(INSTRUCTIONS FOR THE TASK):
The entries below should be given again exactly, minus their pictures.

Dataset records
◇ ◇ ◇ ◇ ◇

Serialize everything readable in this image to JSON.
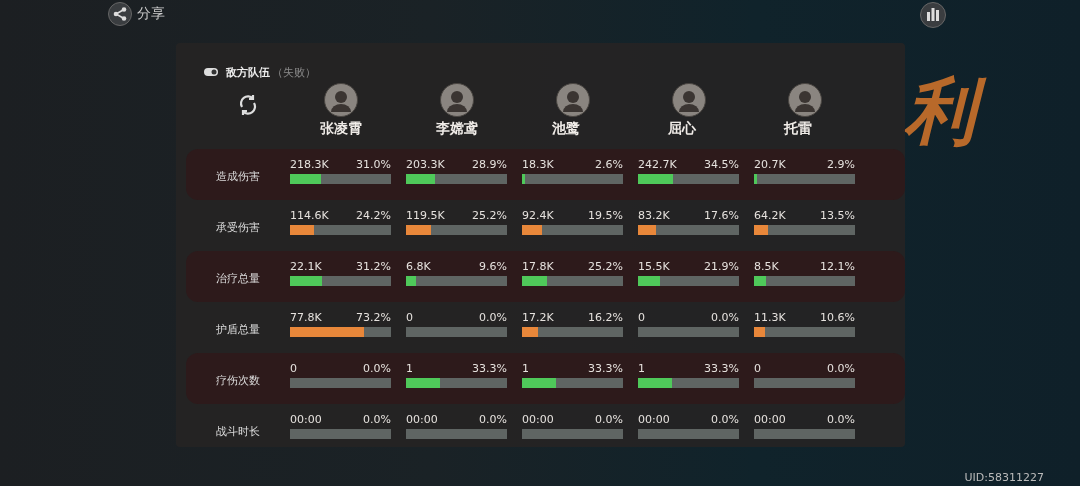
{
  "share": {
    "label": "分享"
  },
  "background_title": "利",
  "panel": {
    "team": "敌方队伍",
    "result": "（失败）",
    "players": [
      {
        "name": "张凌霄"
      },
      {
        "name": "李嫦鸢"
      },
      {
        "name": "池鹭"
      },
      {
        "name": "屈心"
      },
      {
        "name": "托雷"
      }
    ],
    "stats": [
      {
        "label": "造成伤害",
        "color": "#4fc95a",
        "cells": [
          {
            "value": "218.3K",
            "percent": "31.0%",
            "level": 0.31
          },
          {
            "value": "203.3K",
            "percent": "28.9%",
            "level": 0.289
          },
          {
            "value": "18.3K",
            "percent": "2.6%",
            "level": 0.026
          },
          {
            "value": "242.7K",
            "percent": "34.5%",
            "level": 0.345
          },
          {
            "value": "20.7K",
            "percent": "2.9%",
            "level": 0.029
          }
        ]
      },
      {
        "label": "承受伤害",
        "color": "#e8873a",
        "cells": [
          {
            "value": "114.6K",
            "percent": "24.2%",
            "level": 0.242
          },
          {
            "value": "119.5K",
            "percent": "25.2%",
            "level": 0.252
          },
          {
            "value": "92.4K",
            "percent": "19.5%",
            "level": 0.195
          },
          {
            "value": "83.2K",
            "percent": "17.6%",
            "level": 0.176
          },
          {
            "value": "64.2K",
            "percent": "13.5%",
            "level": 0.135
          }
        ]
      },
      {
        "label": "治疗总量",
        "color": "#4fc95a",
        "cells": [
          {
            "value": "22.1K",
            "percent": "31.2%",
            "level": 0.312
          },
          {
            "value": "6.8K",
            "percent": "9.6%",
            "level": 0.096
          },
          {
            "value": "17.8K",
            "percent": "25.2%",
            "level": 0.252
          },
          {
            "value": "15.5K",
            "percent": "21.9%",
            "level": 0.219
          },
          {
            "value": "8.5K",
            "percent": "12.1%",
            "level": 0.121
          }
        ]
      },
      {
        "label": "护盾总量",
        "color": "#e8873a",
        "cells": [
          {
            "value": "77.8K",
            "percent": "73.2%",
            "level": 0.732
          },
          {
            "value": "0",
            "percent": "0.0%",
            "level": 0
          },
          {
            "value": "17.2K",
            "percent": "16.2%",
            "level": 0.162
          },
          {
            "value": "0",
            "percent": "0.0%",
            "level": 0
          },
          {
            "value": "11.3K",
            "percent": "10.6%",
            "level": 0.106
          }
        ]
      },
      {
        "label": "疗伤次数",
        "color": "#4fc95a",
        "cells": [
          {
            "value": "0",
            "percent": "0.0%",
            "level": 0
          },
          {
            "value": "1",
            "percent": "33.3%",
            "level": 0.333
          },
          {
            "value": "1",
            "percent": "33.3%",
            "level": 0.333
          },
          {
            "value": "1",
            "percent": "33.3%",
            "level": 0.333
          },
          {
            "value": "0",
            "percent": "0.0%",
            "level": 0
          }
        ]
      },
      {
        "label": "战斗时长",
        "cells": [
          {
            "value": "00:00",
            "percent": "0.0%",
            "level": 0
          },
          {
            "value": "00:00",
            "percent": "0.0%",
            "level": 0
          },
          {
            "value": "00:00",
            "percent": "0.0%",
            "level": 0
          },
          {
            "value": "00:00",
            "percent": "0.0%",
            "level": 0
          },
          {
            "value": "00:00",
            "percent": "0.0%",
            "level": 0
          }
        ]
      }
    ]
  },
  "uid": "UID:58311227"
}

◇ ◇ ◇ ◇ ◇

(OUTPUT OF THE TASK):
Serialize everything readable in this image to JSON.
{
  "share": {
    "label": "分享"
  },
  "background_title": "利",
  "panel": {
    "team": "敌方队伍",
    "result": "（失败）",
    "players": [
      {
        "name": "张凌霄"
      },
      {
        "name": "李嫦鸢"
      },
      {
        "name": "池鹭"
      },
      {
        "name": "屈心"
      },
      {
        "name": "托雷"
      }
    ],
    "stats": [
      {
        "label": "造成伤害",
        "color": "#4fc95a",
        "cells": [
          {
            "value": "218.3K",
            "percent": "31.0%",
            "level": 0.31
          },
          {
            "value": "203.3K",
            "percent": "28.9%",
            "level": 0.289
          },
          {
            "value": "18.3K",
            "percent": "2.6%",
            "level": 0.026
          },
          {
            "value": "242.7K",
            "percent": "34.5%",
            "level": 0.345
          },
          {
            "value": "20.7K",
            "percent": "2.9%",
            "level": 0.029
          }
        ]
      },
      {
        "label": "承受伤害",
        "color": "#e8873a",
        "cells": [
          {
            "value": "114.6K",
            "percent": "24.2%",
            "level": 0.242
          },
          {
            "value": "119.5K",
            "percent": "25.2%",
            "level": 0.252
          },
          {
            "value": "92.4K",
            "percent": "19.5%",
            "level": 0.195
          },
          {
            "value": "83.2K",
            "percent": "17.6%",
            "level": 0.176
          },
          {
            "value": "64.2K",
            "percent": "13.5%",
            "level": 0.135
          }
        ]
      },
      {
        "label": "治疗总量",
        "color": "#4fc95a",
        "cells": [
          {
            "value": "22.1K",
            "percent": "31.2%",
            "level": 0.312
          },
          {
            "value": "6.8K",
            "percent": "9.6%",
            "level": 0.096
          },
          {
            "value": "17.8K",
            "percent": "25.2%",
            "level": 0.252
          },
          {
            "value": "15.5K",
            "percent": "21.9%",
            "level": 0.219
          },
          {
            "value": "8.5K",
            "percent": "12.1%",
            "level": 0.121
          }
        ]
      },
      {
        "label": "护盾总量",
        "color": "#e8873a",
        "cells": [
          {
            "value": "77.8K",
            "percent": "73.2%",
            "level": 0.732
          },
          {
            "value": "0",
            "percent": "0.0%",
            "level": 0
          },
          {
            "value": "17.2K",
            "percent": "16.2%",
            "level": 0.162
          },
          {
            "value": "0",
            "percent": "0.0%",
            "level": 0
          },
          {
            "value": "11.3K",
            "percent": "10.6%",
            "level": 0.106
          }
        ]
      },
      {
        "label": "疗伤次数",
        "color": "#4fc95a",
        "cells": [
          {
            "value": "0",
            "percent": "0.0%",
            "level": 0
          },
          {
            "value": "1",
            "percent": "33.3%",
            "level": 0.333
          },
          {
            "value": "1",
            "percent": "33.3%",
            "level": 0.333
          },
          {
            "value": "1",
            "percent": "33.3%",
            "level": 0.333
          },
          {
            "value": "0",
            "percent": "0.0%",
            "level": 0
          }
        ]
      },
      {
        "label": "战斗时长",
        "cells": [
          {
            "value": "00:00",
            "percent": "0.0%",
            "level": 0
          },
          {
            "value": "00:00",
            "percent": "0.0%",
            "level": 0
          },
          {
            "value": "00:00",
            "percent": "0.0%",
            "level": 0
          },
          {
            "value": "00:00",
            "percent": "0.0%",
            "level": 0
          },
          {
            "value": "00:00",
            "percent": "0.0%",
            "level": 0
          }
        ]
      }
    ]
  },
  "uid": "UID:58311227"
}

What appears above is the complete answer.